[START]

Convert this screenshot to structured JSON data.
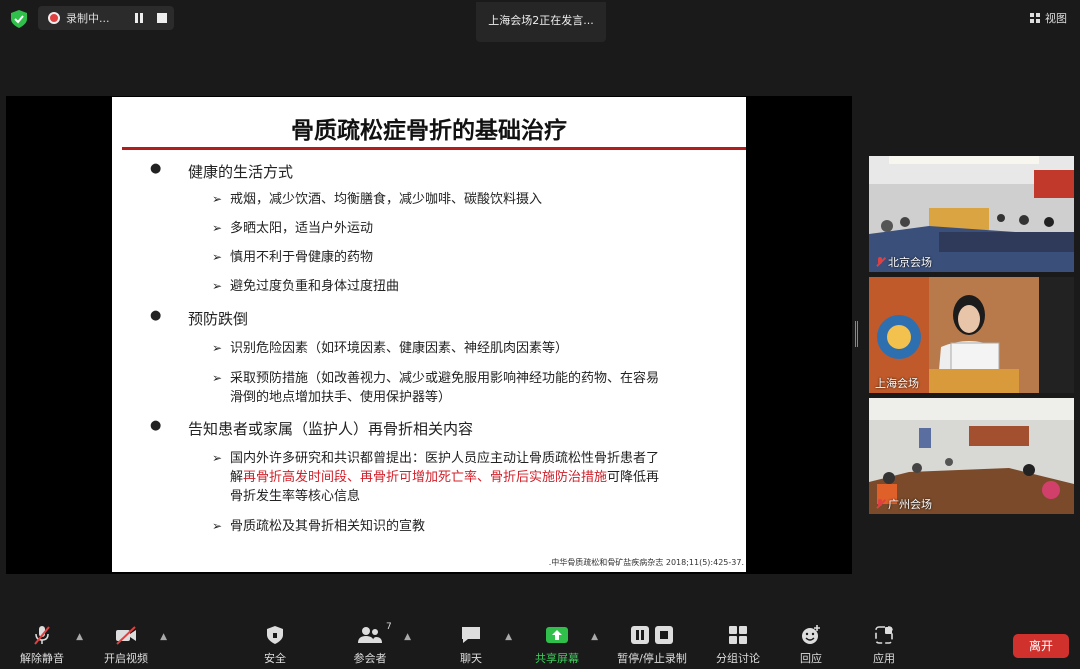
{
  "topbar": {
    "recording_label": "录制中...",
    "speaking_status": "上海会场2正在发言...",
    "view_label": "视图"
  },
  "slide": {
    "title": "骨质疏松症骨折的基础治疗",
    "sections": [
      {
        "heading": "健康的生活方式",
        "items": [
          "戒烟，减少饮酒、均衡膳食，减少咖啡、碳酸饮料摄入",
          "多晒太阳，适当户外运动",
          "慎用不利于骨健康的药物",
          "避免过度负重和身体过度扭曲"
        ]
      },
      {
        "heading": "预防跌倒",
        "items": [
          "识别危险因素（如环境因素、健康因素、神经肌肉因素等）",
          "采取预防措施（如改善视力、减少或避免服用影响神经功能的药物、在容易",
          "滑倒的地点增加扶手、使用保护器等）"
        ]
      },
      {
        "heading": "告知患者或家属（监护人）再骨折相关内容",
        "item1_part1": "国内外许多研究和共识都曾提出：医护人员应主动让骨质疏松性骨折患者了",
        "item1_part2": "解",
        "item1_red": "再骨折高发时间段、再骨折可增加死亡率、骨折后实施防治措施",
        "item1_part3": "可降低再",
        "item1_part4": "骨折发生率等核心信息",
        "item2": "骨质疏松及其骨折相关知识的宣教"
      }
    ],
    "citation": ".中华骨质疏松和骨矿盐疾病杂志 2018;11(5):425-37."
  },
  "tiles": [
    {
      "label": "北京会场"
    },
    {
      "label": "上海会场"
    },
    {
      "label": "广州会场"
    }
  ],
  "toolbar": {
    "unmute": "解除静音",
    "start_video": "开启视频",
    "security": "安全",
    "participants": "参会者",
    "participant_count": "7",
    "chat": "聊天",
    "share": "共享屏幕",
    "record": "暂停/停止录制",
    "breakout": "分组讨论",
    "reactions": "回应",
    "apps": "应用",
    "leave": "离开"
  },
  "colors": {
    "accent_red": "#d0312d",
    "share_green": "#3fcf5e",
    "slide_rule": "#b11c1c"
  }
}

[END]

*Stated task:*
Make an exact copy of the whole listing, but don't bring over any pictures.

*Task response:*
Convert this screenshot to structured JSON data.
{
  "topbar": {
    "recording_label": "录制中...",
    "speaking_status": "上海会场2正在发言...",
    "view_label": "视图"
  },
  "slide": {
    "title": "骨质疏松症骨折的基础治疗",
    "sections": [
      {
        "heading": "健康的生活方式",
        "items": [
          "戒烟，减少饮酒、均衡膳食，减少咖啡、碳酸饮料摄入",
          "多晒太阳，适当户外运动",
          "慎用不利于骨健康的药物",
          "避免过度负重和身体过度扭曲"
        ]
      },
      {
        "heading": "预防跌倒",
        "items": [
          "识别危险因素（如环境因素、健康因素、神经肌肉因素等）",
          "采取预防措施（如改善视力、减少或避免服用影响神经功能的药物、在容易",
          "滑倒的地点增加扶手、使用保护器等）"
        ]
      },
      {
        "heading": "告知患者或家属（监护人）再骨折相关内容",
        "item1_part1": "国内外许多研究和共识都曾提出：医护人员应主动让骨质疏松性骨折患者了",
        "item1_part2": "解",
        "item1_red": "再骨折高发时间段、再骨折可增加死亡率、骨折后实施防治措施",
        "item1_part3": "可降低再",
        "item1_part4": "骨折发生率等核心信息",
        "item2": "骨质疏松及其骨折相关知识的宣教"
      }
    ],
    "citation": ".中华骨质疏松和骨矿盐疾病杂志 2018;11(5):425-37."
  },
  "tiles": [
    {
      "label": "北京会场"
    },
    {
      "label": "上海会场"
    },
    {
      "label": "广州会场"
    }
  ],
  "toolbar": {
    "unmute": "解除静音",
    "start_video": "开启视频",
    "security": "安全",
    "participants": "参会者",
    "participant_count": "7",
    "chat": "聊天",
    "share": "共享屏幕",
    "record": "暂停/停止录制",
    "breakout": "分组讨论",
    "reactions": "回应",
    "apps": "应用",
    "leave": "离开"
  },
  "colors": {
    "accent_red": "#d0312d",
    "share_green": "#3fcf5e",
    "slide_rule": "#b11c1c"
  }
}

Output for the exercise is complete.